» Task description: Quote the whole listing verbatim.
___
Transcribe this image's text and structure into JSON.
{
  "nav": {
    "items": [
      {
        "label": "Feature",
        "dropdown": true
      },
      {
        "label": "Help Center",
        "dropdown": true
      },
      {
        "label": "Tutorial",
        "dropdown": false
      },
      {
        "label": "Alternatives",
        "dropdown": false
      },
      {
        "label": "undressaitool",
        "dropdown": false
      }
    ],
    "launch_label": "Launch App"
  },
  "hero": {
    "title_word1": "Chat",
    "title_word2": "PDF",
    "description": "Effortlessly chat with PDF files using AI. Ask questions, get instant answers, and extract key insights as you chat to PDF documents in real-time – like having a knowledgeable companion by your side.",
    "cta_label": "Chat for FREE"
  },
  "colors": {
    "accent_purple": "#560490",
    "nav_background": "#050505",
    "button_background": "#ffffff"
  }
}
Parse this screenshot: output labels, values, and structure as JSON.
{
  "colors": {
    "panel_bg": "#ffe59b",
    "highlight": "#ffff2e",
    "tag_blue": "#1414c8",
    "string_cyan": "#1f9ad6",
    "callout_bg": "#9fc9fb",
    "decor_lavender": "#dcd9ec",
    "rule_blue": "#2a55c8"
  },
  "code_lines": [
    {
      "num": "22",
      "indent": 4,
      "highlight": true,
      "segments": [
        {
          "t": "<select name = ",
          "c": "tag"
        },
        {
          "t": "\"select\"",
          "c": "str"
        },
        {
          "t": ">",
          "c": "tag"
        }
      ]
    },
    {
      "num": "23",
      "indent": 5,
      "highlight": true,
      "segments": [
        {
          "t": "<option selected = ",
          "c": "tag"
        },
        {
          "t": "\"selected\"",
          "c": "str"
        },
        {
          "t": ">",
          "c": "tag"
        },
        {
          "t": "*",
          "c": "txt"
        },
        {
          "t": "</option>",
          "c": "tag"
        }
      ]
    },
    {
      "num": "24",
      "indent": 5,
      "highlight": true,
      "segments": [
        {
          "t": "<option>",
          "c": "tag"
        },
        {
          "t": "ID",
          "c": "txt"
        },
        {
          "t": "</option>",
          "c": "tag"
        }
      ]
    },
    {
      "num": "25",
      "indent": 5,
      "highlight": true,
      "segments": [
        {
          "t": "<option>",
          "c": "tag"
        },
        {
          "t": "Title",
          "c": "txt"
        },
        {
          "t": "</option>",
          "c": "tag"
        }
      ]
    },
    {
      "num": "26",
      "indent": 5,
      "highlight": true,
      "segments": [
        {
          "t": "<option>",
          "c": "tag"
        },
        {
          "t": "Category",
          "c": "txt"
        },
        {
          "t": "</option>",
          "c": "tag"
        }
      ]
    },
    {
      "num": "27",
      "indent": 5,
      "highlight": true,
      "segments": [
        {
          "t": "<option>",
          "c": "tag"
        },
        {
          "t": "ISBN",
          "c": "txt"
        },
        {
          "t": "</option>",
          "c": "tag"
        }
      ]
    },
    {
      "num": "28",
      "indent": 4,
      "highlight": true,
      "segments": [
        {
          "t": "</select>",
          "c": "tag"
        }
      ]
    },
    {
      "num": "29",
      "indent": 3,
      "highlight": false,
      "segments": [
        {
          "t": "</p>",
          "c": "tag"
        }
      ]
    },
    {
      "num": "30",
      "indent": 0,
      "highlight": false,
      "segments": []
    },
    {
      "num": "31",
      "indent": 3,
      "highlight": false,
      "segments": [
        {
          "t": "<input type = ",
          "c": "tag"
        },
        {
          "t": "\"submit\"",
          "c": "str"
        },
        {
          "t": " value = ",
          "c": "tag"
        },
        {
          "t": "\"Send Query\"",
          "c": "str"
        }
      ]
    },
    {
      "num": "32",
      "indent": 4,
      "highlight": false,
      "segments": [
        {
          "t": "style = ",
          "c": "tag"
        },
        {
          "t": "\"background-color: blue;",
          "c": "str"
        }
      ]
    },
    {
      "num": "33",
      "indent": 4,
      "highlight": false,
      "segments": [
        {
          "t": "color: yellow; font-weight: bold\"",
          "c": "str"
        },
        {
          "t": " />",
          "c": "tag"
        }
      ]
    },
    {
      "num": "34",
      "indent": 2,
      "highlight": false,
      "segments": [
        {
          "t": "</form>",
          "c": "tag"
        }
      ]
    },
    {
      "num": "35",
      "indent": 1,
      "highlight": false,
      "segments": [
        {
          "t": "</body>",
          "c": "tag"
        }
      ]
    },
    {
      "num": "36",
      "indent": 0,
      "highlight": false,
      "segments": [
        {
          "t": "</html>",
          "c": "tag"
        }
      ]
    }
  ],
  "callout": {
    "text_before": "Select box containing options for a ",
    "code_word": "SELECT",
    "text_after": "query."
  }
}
___
» The reply:
Transcribe this image's text and structure into JSON.
{
  "nav": {
    "items": [
      {
        "label": "Feature",
        "dropdown": true
      },
      {
        "label": "Help Center",
        "dropdown": true
      },
      {
        "label": "Tutorial",
        "dropdown": false
      },
      {
        "label": "Alternatives",
        "dropdown": false
      },
      {
        "label": "undressaitool",
        "dropdown": false
      }
    ],
    "launch_label": "Launch App"
  },
  "hero": {
    "title_word1": "Chat",
    "title_word2": "PDF",
    "description": "Effortlessly chat with PDF files using AI. Ask questions, get instant answers, and extract key insights as you chat to PDF documents in real-time – like having a knowledgeable companion by your side.",
    "cta_label": "Chat for FREE"
  },
  "colors": {
    "accent_purple": "#560490",
    "nav_background": "#050505",
    "button_background": "#ffffff"
  }
}
Parse this screenshot: output labels, values, and structure as JSON.
{
  "colors": {
    "panel_bg": "#ffe59b",
    "highlight": "#ffff2e",
    "tag_blue": "#1414c8",
    "string_cyan": "#1f9ad6",
    "callout_bg": "#9fc9fb",
    "decor_lavender": "#dcd9ec",
    "rule_blue": "#2a55c8"
  },
  "code_lines": [
    {
      "num": "22",
      "indent": 4,
      "highlight": true,
      "segments": [
        {
          "t": "<select name = ",
          "c": "tag"
        },
        {
          "t": "\"select\"",
          "c": "str"
        },
        {
          "t": ">",
          "c": "tag"
        }
      ]
    },
    {
      "num": "23",
      "indent": 5,
      "highlight": true,
      "segments": [
        {
          "t": "<option selected = ",
          "c": "tag"
        },
        {
          "t": "\"selected\"",
          "c": "str"
        },
        {
          "t": ">",
          "c": "tag"
        },
        {
          "t": "*",
          "c": "txt"
        },
        {
          "t": "</option>",
          "c": "tag"
        }
      ]
    },
    {
      "num": "24",
      "indent": 5,
      "highlight": true,
      "segments": [
        {
          "t": "<option>",
          "c": "tag"
        },
        {
          "t": "ID",
          "c": "txt"
        },
        {
          "t": "</option>",
          "c": "tag"
        }
      ]
    },
    {
      "num": "25",
      "indent": 5,
      "highlight": true,
      "segments": [
        {
          "t": "<option>",
          "c": "tag"
        },
        {
          "t": "Title",
          "c": "txt"
        },
        {
          "t": "</option>",
          "c": "tag"
        }
      ]
    },
    {
      "num": "26",
      "indent": 5,
      "highlight": true,
      "segments": [
        {
          "t": "<option>",
          "c": "tag"
        },
        {
          "t": "Category",
          "c": "txt"
        },
        {
          "t": "</option>",
          "c": "tag"
        }
      ]
    },
    {
      "num": "27",
      "indent": 5,
      "highlight": true,
      "segments": [
        {
          "t": "<option>",
          "c": "tag"
        },
        {
          "t": "ISBN",
          "c": "txt"
        },
        {
          "t": "</option>",
          "c": "tag"
        }
      ]
    },
    {
      "num": "28",
      "indent": 4,
      "highlight": true,
      "segments": [
        {
          "t": "</select>",
          "c": "tag"
        }
      ]
    },
    {
      "num": "29",
      "indent": 3,
      "highlight": false,
      "segments": [
        {
          "t": "</p>",
          "c": "tag"
        }
      ]
    },
    {
      "num": "30",
      "indent": 0,
      "highlight": false,
      "segments": []
    },
    {
      "num": "31",
      "indent": 3,
      "highlight": false,
      "segments": [
        {
          "t": "<input type = ",
          "c": "tag"
        },
        {
          "t": "\"submit\"",
          "c": "str"
        },
        {
          "t": " value = ",
          "c": "tag"
        },
        {
          "t": "\"Send Query\"",
          "c": "str"
        }
      ]
    },
    {
      "num": "32",
      "indent": 4,
      "highlight": false,
      "segments": [
        {
          "t": "style = ",
          "c": "tag"
        },
        {
          "t": "\"background-color: blue;",
          "c": "str"
        }
      ]
    },
    {
      "num": "33",
      "indent": 4,
      "highlight": false,
      "segments": [
        {
          "t": "color: yellow; font-weight: bold\"",
          "c": "str"
        },
        {
          "t": " />",
          "c": "tag"
        }
      ]
    },
    {
      "num": "34",
      "indent": 2,
      "highlight": false,
      "segments": [
        {
          "t": "</form>",
          "c": "tag"
        }
      ]
    },
    {
      "num": "35",
      "indent": 1,
      "highlight": false,
      "segments": [
        {
          "t": "</body>",
          "c": "tag"
        }
      ]
    },
    {
      "num": "36",
      "indent": 0,
      "highlight": false,
      "segments": [
        {
          "t": "</html>",
          "c": "tag"
        }
      ]
    }
  ],
  "callout": {
    "text_before": "Select box containing options for a ",
    "code_word": "SELECT",
    "text_after": "query."
  }
}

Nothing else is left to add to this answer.